Given request:
Read the listing and extract each line that includes the word "color".

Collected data
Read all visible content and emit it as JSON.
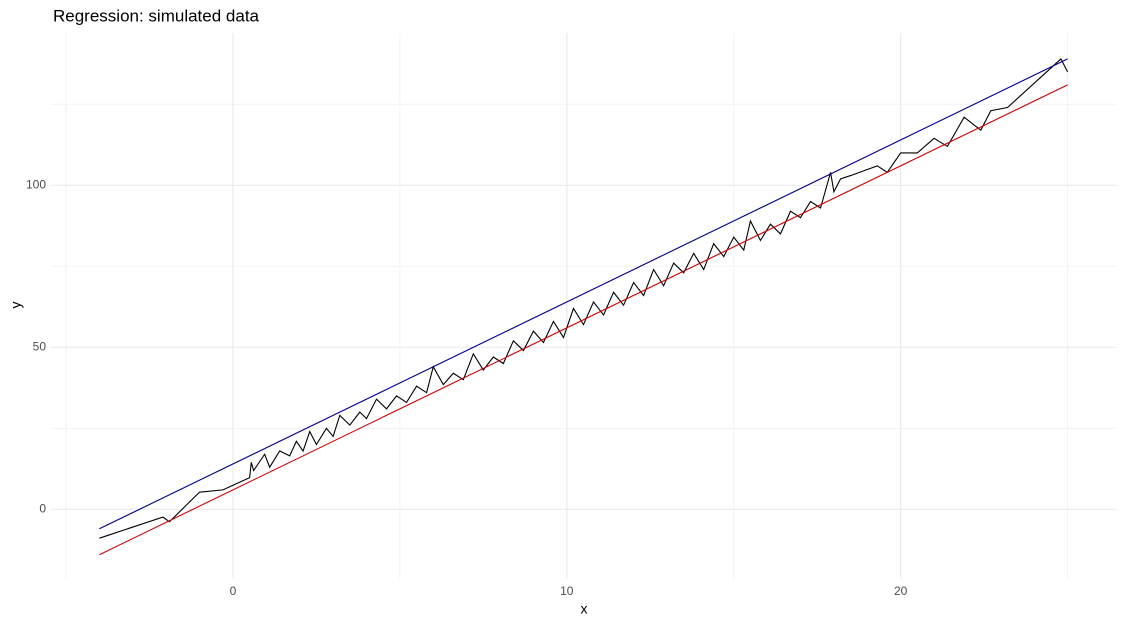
{
  "chart_data": {
    "type": "line",
    "title": "Regression: simulated data",
    "x_label": "x",
    "y_label": "y",
    "xlim": [
      -5.45,
      26.45
    ],
    "ylim": [
      -21.5,
      147
    ],
    "xticks": [
      0,
      10,
      20
    ],
    "yticks": [
      0,
      50,
      100
    ],
    "xminor": [
      -5,
      5,
      15,
      25
    ],
    "yminor": [
      25,
      75,
      125
    ],
    "grid": true,
    "series": [
      {
        "color": "#000000",
        "x": [
          -4,
          -2.1,
          -1.9,
          -1,
          -0.3,
          0.5,
          0.55,
          0.62,
          0.95,
          1.1,
          1.4,
          1.7,
          1.9,
          2.1,
          2.3,
          2.5,
          2.8,
          3.0,
          3.2,
          3.5,
          3.8,
          4.0,
          4.3,
          4.6,
          4.9,
          5.2,
          5.5,
          5.8,
          6.0,
          6.3,
          6.6,
          6.9,
          7.2,
          7.5,
          7.8,
          8.1,
          8.4,
          8.7,
          9.0,
          9.3,
          9.6,
          9.9,
          10.2,
          10.5,
          10.8,
          11.1,
          11.4,
          11.7,
          12.0,
          12.3,
          12.6,
          12.9,
          13.2,
          13.5,
          13.8,
          14.1,
          14.4,
          14.7,
          15.0,
          15.3,
          15.5,
          15.8,
          16.1,
          16.4,
          16.7,
          17.0,
          17.3,
          17.6,
          17.9,
          18.0,
          18.2,
          18.5,
          19.3,
          19.6,
          20.0,
          20.5,
          21.0,
          21.4,
          21.9,
          22.4,
          22.7,
          23.2,
          24.8,
          25.0
        ],
        "values": [
          -8.9,
          -2.4,
          -3.8,
          5.3,
          6,
          9.8,
          14.5,
          12,
          17,
          13,
          18,
          16.5,
          21,
          18,
          24,
          20,
          25,
          22.5,
          29,
          26,
          30,
          28,
          34,
          31,
          35,
          33,
          38,
          36,
          44,
          38.5,
          42,
          40,
          48,
          43,
          47,
          45,
          52,
          49,
          55,
          51.5,
          58,
          53,
          62,
          57,
          64,
          60,
          67,
          63,
          70,
          66,
          74,
          69,
          76,
          73,
          79,
          74,
          82,
          78,
          84,
          80,
          89,
          83,
          88,
          85,
          92,
          90,
          95,
          93,
          104,
          98,
          102,
          103,
          106,
          104,
          110,
          110,
          114.5,
          112,
          121,
          117,
          123,
          124,
          139,
          135
        ]
      },
      {
        "color": "#00008b",
        "x": [
          -4,
          25
        ],
        "values": [
          -6,
          139
        ]
      },
      {
        "color": "#cd0000",
        "x": [
          -4,
          25
        ],
        "values": [
          -14,
          131
        ]
      }
    ]
  }
}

The answer:
        "color": "#000000",
        "color": "#00008b",
        "color": "#cd0000",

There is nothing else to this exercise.